### [Written task]
Copy out all lines with the word "value" in them.

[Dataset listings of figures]
------

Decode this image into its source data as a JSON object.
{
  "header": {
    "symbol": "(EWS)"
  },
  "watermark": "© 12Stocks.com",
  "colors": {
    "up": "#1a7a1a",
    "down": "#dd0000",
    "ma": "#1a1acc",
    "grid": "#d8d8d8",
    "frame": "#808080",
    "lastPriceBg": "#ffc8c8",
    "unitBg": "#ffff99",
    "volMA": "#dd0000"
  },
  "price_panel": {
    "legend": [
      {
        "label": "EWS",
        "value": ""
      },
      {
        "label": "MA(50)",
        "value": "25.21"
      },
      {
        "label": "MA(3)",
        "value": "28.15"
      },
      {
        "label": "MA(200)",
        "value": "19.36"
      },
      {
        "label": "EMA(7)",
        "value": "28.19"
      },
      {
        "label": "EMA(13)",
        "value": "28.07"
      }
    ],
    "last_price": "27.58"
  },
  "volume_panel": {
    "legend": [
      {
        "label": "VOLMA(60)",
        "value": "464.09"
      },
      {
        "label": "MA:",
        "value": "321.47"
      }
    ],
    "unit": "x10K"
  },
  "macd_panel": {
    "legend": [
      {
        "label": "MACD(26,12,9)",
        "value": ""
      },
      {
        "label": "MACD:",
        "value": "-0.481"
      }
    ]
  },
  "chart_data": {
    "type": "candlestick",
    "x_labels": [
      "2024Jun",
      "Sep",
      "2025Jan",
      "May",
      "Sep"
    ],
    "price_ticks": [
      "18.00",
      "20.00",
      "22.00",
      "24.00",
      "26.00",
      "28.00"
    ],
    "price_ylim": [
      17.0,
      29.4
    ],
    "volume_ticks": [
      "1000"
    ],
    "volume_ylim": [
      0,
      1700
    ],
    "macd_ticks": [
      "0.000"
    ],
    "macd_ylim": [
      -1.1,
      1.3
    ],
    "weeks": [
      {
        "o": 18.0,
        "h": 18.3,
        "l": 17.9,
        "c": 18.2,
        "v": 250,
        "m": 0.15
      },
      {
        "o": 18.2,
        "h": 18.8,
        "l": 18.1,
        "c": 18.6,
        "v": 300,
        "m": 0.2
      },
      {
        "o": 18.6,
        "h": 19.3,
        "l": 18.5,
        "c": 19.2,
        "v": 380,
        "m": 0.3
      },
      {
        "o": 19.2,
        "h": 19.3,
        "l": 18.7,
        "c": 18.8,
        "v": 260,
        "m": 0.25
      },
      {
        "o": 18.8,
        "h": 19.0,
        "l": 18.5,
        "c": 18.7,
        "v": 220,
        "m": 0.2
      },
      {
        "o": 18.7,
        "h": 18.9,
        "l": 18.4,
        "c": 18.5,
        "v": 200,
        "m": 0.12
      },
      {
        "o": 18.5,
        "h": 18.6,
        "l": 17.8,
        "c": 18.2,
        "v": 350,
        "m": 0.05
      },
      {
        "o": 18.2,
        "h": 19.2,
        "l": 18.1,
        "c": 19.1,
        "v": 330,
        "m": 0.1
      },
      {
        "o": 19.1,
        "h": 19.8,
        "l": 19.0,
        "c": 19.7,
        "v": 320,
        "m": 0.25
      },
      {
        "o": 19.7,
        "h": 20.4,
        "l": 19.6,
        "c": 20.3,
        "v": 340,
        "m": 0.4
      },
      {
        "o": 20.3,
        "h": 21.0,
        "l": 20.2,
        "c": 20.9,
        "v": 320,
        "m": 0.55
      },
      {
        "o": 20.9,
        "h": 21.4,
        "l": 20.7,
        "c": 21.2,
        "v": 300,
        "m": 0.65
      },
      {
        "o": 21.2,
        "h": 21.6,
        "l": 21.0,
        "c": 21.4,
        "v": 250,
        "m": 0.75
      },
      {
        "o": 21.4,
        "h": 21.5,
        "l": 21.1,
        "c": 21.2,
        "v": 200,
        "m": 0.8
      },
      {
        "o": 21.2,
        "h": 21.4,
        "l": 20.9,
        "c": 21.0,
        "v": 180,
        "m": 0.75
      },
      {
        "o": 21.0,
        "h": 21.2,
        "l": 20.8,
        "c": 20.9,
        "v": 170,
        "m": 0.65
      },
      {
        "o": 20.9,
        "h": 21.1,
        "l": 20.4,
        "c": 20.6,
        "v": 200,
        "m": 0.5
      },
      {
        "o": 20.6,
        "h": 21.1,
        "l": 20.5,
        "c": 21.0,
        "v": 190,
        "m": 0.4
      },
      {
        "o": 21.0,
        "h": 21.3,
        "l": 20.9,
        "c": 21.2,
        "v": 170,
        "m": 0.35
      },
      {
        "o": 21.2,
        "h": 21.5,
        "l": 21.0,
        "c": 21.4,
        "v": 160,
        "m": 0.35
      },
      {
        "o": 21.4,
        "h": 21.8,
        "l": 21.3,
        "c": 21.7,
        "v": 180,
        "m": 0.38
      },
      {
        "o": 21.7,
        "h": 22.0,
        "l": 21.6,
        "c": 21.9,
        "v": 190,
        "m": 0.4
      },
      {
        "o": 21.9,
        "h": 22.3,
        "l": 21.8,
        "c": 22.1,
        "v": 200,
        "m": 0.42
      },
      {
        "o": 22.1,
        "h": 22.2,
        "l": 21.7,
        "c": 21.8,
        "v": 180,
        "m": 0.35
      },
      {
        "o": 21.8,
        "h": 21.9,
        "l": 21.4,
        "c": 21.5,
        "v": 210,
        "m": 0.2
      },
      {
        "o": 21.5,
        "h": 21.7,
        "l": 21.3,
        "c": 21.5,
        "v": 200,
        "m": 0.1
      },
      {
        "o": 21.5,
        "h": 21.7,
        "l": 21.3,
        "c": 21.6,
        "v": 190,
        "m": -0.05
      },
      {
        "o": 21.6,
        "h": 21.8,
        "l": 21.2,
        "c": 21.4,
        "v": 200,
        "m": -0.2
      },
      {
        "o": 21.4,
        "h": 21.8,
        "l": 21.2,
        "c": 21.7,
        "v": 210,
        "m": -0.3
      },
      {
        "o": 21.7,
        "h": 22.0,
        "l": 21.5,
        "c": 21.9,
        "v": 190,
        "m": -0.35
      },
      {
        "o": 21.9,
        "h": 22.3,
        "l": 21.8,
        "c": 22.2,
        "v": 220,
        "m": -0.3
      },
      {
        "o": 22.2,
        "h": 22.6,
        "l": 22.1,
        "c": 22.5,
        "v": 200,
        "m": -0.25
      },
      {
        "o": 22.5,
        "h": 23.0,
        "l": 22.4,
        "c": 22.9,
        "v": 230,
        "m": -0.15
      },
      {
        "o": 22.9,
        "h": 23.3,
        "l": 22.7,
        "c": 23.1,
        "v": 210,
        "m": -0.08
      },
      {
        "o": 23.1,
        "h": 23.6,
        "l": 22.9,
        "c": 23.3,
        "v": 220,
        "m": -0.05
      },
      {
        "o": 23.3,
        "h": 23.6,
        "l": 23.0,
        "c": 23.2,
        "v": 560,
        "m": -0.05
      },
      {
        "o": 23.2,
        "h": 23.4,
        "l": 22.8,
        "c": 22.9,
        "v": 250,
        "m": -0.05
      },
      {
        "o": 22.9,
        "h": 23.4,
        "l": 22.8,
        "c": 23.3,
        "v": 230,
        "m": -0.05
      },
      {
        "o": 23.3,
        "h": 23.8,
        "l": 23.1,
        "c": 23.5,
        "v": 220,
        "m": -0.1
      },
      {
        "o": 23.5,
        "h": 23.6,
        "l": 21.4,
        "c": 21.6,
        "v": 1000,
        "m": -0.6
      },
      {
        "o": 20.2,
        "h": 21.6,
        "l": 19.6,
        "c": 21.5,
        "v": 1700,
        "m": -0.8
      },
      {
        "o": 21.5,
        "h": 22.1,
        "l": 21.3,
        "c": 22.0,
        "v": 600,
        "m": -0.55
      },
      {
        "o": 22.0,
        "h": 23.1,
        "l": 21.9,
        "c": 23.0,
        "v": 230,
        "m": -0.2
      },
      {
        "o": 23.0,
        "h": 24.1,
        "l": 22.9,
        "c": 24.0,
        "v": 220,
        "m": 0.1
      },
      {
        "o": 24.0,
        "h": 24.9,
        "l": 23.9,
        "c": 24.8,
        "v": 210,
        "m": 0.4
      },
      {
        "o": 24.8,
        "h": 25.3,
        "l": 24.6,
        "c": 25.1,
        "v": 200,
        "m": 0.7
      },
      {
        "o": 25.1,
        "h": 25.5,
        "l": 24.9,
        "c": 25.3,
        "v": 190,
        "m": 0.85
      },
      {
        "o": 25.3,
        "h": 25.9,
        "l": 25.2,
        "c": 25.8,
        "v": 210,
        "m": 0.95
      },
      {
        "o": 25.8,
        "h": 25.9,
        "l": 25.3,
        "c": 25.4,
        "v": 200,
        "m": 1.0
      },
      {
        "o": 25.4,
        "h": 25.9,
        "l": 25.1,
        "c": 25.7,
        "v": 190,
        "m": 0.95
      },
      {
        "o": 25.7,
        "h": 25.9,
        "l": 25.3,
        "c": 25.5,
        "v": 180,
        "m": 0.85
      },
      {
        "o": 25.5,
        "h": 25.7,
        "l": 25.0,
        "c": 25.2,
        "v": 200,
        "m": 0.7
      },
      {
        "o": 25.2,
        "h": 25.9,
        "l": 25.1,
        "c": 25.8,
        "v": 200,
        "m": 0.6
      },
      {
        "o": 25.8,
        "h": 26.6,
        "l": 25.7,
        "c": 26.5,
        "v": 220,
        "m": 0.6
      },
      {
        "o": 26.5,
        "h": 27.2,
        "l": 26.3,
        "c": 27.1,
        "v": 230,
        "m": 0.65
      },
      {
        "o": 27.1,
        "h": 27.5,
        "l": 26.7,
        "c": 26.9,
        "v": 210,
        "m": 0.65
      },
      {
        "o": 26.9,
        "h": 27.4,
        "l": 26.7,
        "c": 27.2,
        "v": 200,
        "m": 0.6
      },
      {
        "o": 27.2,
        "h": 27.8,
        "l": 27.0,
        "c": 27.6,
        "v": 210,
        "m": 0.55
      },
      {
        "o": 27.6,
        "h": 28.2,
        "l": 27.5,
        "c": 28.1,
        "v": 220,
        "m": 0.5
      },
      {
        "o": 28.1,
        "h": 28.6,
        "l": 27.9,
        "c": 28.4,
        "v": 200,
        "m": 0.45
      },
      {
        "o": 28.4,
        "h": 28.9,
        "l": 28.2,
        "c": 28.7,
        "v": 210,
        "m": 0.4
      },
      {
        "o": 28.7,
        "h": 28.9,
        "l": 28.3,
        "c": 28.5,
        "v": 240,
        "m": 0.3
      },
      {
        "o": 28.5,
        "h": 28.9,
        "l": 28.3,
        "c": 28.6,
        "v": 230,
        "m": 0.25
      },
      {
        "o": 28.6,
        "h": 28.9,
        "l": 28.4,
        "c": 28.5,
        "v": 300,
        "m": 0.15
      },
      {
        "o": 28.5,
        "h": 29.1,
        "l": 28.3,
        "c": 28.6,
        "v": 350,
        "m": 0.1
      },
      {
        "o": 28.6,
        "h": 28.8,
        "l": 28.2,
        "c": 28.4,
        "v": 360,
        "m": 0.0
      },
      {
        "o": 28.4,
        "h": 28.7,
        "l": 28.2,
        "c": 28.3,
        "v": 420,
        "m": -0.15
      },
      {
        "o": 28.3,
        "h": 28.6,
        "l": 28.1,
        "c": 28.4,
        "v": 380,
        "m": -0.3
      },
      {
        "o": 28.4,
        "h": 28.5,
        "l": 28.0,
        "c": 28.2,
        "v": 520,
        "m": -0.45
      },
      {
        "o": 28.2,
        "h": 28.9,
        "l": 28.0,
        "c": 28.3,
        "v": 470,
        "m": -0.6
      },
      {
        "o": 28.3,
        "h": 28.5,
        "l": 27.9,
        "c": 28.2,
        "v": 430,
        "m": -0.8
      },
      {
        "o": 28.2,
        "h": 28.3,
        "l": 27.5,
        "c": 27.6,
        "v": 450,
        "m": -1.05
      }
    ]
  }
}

------

### [Expected output]
        "value": ""
        "value": "25.21"
        "value": "28.15"
        "value": "19.36"
        "value": "28.19"
        "value": "28.07"
        "value": "464.09"
        "value": "321.47"
        "value": ""
        "value": "-0.481"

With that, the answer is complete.